What needs to be done: Every line with the word "disability" in it should be extracted from the data that follows.

Stored records:
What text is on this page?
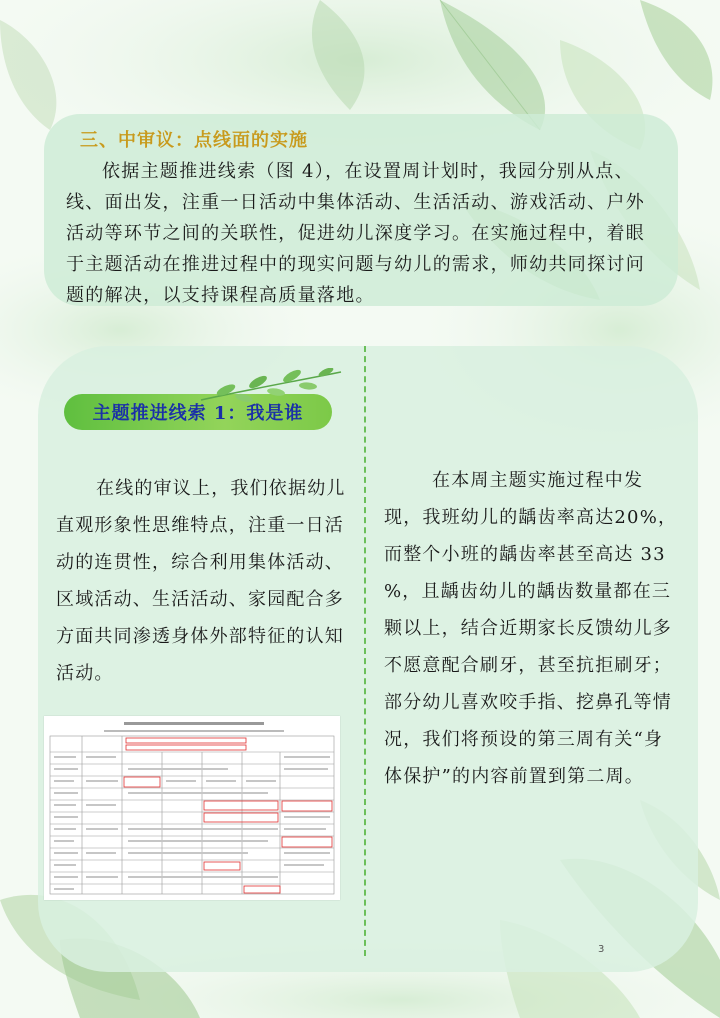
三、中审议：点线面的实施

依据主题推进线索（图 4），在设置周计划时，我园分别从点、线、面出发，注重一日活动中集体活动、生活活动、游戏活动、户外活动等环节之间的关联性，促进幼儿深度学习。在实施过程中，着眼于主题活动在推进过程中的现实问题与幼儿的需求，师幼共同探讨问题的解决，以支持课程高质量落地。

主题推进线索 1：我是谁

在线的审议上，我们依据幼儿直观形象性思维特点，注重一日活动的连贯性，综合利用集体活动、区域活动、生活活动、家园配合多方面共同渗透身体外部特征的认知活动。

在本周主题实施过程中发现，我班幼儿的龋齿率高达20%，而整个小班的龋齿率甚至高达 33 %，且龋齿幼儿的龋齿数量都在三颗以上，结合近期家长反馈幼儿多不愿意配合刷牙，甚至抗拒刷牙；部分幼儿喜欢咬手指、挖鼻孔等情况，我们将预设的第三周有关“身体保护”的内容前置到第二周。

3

==

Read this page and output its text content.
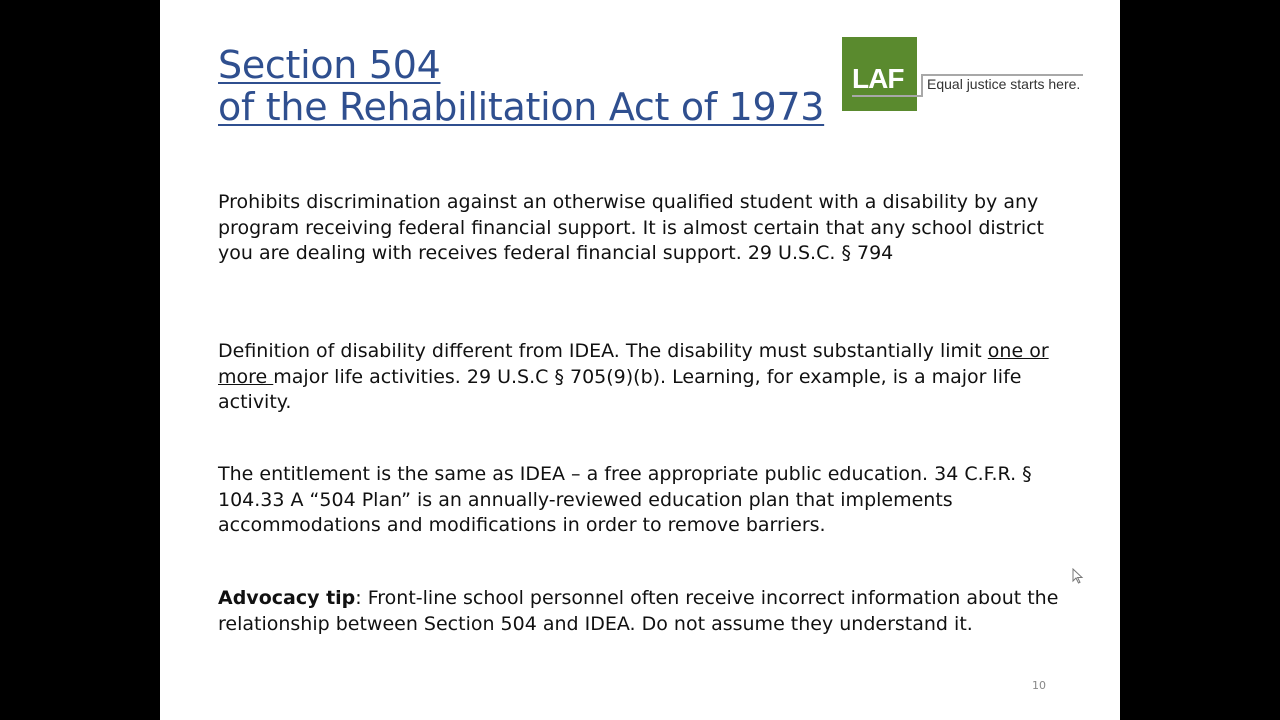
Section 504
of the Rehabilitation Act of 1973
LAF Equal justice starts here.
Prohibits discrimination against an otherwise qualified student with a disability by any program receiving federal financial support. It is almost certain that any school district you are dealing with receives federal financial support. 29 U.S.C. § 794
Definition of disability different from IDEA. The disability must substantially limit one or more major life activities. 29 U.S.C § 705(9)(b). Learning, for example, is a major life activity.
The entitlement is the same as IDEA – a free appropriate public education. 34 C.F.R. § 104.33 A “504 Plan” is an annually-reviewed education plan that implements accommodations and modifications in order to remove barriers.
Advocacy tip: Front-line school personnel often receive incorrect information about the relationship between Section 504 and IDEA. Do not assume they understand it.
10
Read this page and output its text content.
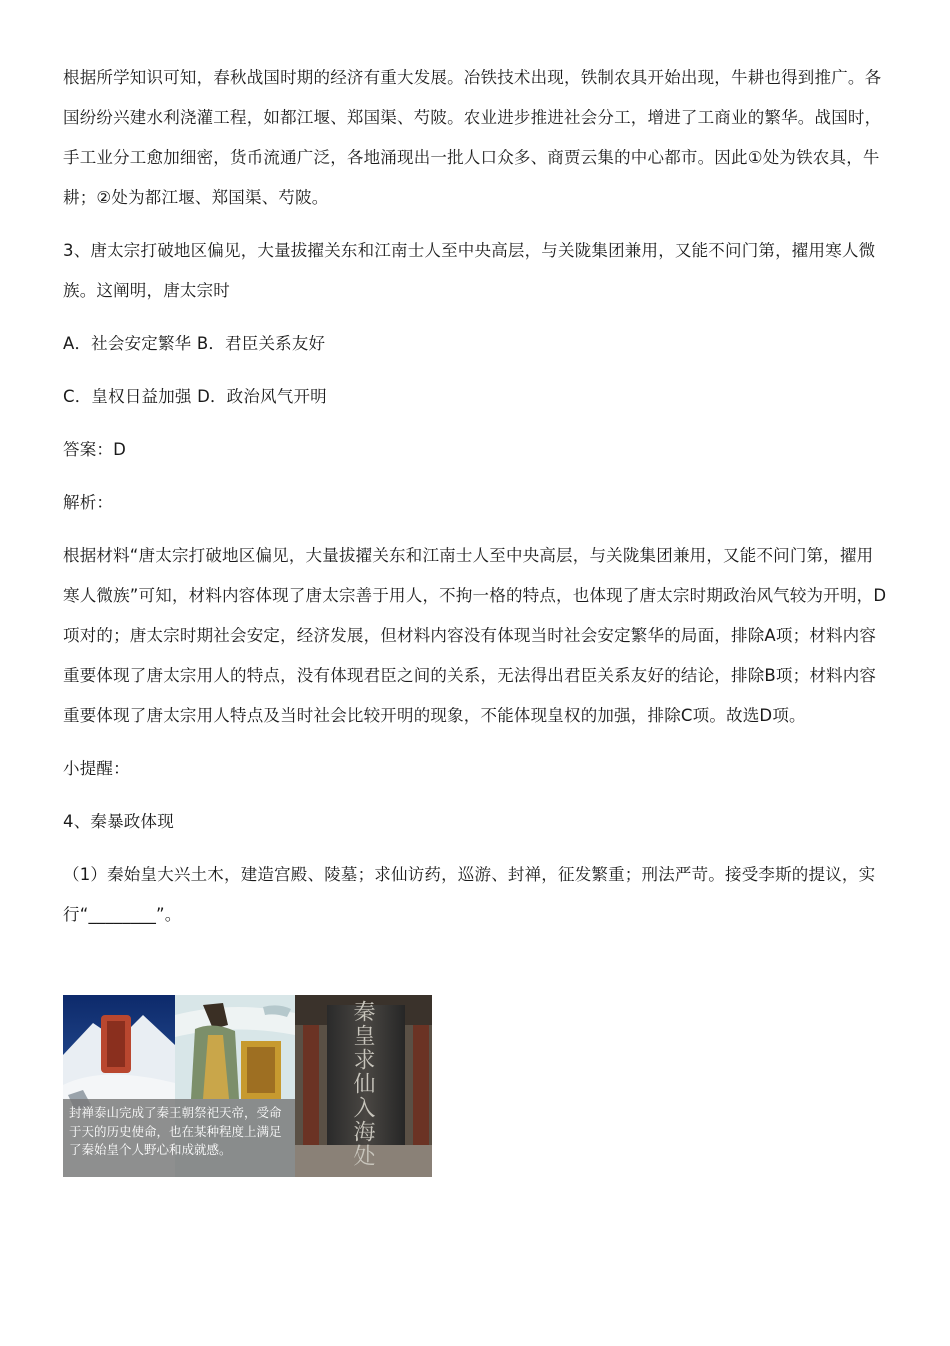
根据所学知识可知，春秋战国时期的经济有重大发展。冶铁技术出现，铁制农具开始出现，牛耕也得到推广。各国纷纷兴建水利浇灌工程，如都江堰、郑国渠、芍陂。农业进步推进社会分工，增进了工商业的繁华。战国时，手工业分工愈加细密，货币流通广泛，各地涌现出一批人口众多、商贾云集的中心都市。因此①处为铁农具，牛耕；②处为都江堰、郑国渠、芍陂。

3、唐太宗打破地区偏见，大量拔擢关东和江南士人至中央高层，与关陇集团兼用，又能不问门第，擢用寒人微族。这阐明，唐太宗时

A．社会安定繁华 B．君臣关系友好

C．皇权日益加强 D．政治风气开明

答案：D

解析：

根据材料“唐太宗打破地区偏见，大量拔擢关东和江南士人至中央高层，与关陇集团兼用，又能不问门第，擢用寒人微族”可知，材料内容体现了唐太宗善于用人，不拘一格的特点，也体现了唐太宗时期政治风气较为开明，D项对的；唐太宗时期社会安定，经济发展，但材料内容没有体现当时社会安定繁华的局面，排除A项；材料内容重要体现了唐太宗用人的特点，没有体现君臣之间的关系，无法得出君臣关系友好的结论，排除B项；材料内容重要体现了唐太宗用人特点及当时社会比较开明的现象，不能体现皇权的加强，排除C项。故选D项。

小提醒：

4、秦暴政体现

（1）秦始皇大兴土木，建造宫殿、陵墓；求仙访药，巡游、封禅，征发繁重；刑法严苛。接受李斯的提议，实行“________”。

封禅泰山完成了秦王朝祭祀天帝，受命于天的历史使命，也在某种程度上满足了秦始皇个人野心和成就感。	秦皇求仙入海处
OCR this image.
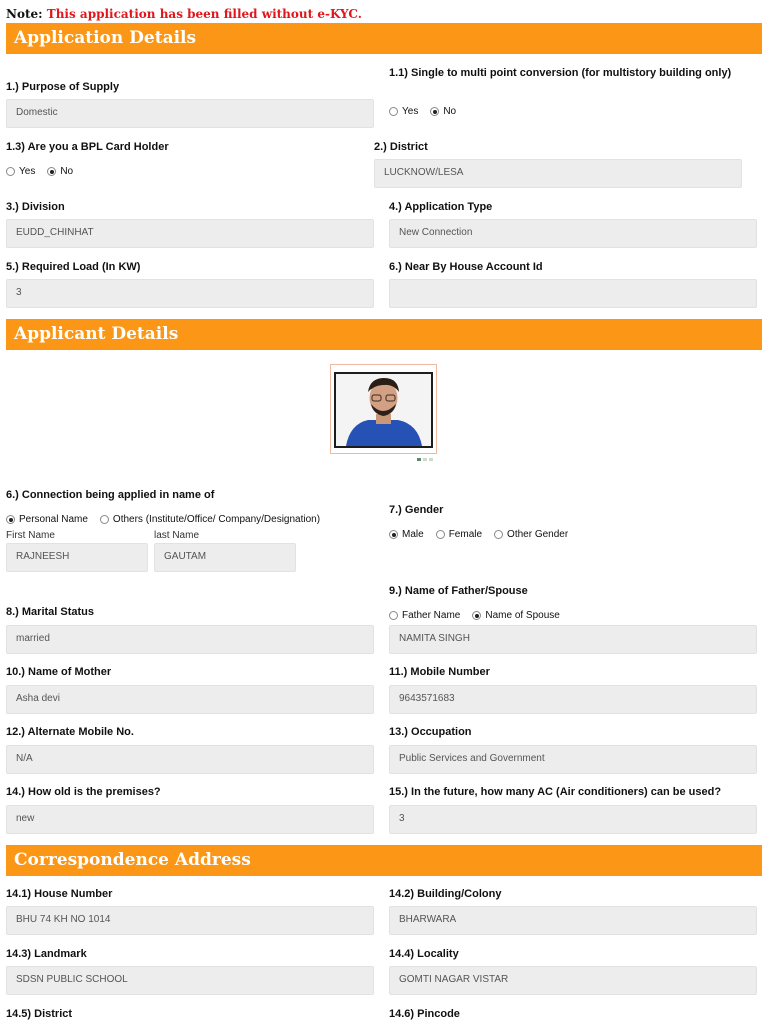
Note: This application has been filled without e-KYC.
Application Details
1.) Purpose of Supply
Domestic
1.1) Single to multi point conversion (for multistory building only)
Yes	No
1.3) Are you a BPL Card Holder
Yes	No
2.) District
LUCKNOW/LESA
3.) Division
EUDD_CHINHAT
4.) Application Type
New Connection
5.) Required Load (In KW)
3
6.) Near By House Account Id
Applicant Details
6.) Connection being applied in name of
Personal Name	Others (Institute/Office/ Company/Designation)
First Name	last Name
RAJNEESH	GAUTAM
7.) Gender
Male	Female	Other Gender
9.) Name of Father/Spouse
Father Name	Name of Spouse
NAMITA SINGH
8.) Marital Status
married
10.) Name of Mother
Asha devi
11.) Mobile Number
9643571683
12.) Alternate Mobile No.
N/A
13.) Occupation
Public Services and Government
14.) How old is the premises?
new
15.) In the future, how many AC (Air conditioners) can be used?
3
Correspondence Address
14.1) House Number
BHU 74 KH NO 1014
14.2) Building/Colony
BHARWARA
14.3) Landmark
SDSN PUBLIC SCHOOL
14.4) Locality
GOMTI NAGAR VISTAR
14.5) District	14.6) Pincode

--

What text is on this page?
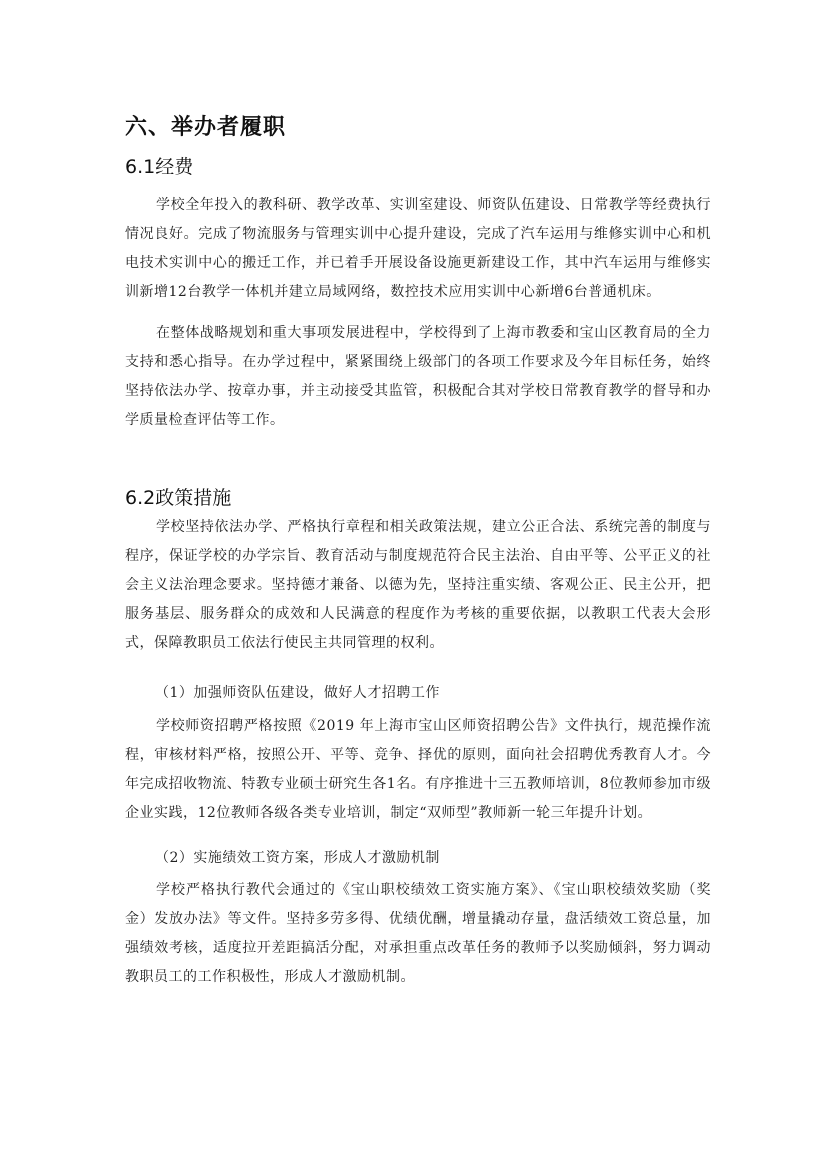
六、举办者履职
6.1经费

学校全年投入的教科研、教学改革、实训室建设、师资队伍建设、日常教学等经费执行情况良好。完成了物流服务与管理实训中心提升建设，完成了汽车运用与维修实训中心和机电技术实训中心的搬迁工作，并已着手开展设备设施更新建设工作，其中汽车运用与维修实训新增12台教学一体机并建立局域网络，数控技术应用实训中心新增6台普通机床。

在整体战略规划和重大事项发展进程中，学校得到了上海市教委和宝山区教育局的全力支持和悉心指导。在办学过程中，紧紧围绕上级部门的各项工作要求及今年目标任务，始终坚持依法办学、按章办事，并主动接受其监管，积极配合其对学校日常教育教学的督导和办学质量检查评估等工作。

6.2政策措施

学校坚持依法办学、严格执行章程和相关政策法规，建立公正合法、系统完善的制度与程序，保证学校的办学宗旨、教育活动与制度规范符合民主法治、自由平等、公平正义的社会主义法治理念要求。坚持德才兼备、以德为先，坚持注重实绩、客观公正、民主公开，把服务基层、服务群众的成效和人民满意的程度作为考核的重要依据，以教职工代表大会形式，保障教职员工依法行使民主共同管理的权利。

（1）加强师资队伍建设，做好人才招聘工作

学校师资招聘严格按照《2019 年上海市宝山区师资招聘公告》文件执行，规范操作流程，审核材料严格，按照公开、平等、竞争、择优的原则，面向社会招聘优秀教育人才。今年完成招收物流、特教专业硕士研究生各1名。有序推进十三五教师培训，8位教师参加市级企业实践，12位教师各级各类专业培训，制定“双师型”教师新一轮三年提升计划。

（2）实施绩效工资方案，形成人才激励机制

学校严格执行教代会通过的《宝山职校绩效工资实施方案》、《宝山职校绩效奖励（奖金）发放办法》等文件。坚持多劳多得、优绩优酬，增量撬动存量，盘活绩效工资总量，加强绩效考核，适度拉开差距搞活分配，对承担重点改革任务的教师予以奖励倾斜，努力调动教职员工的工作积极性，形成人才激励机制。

Solution below:
Prohibits discrimination against an otherwise qualified student with a disability by any program receiving federal financial support. It is almost certain that any school district you are dealing with receives federal financial support. 29 U.S.C. § 794
Definition of disability different from IDEA. The disability must substantially limit one or more major life activities. 29 U.S.C § 705(9)(b). Learning, for example, is a major life activity.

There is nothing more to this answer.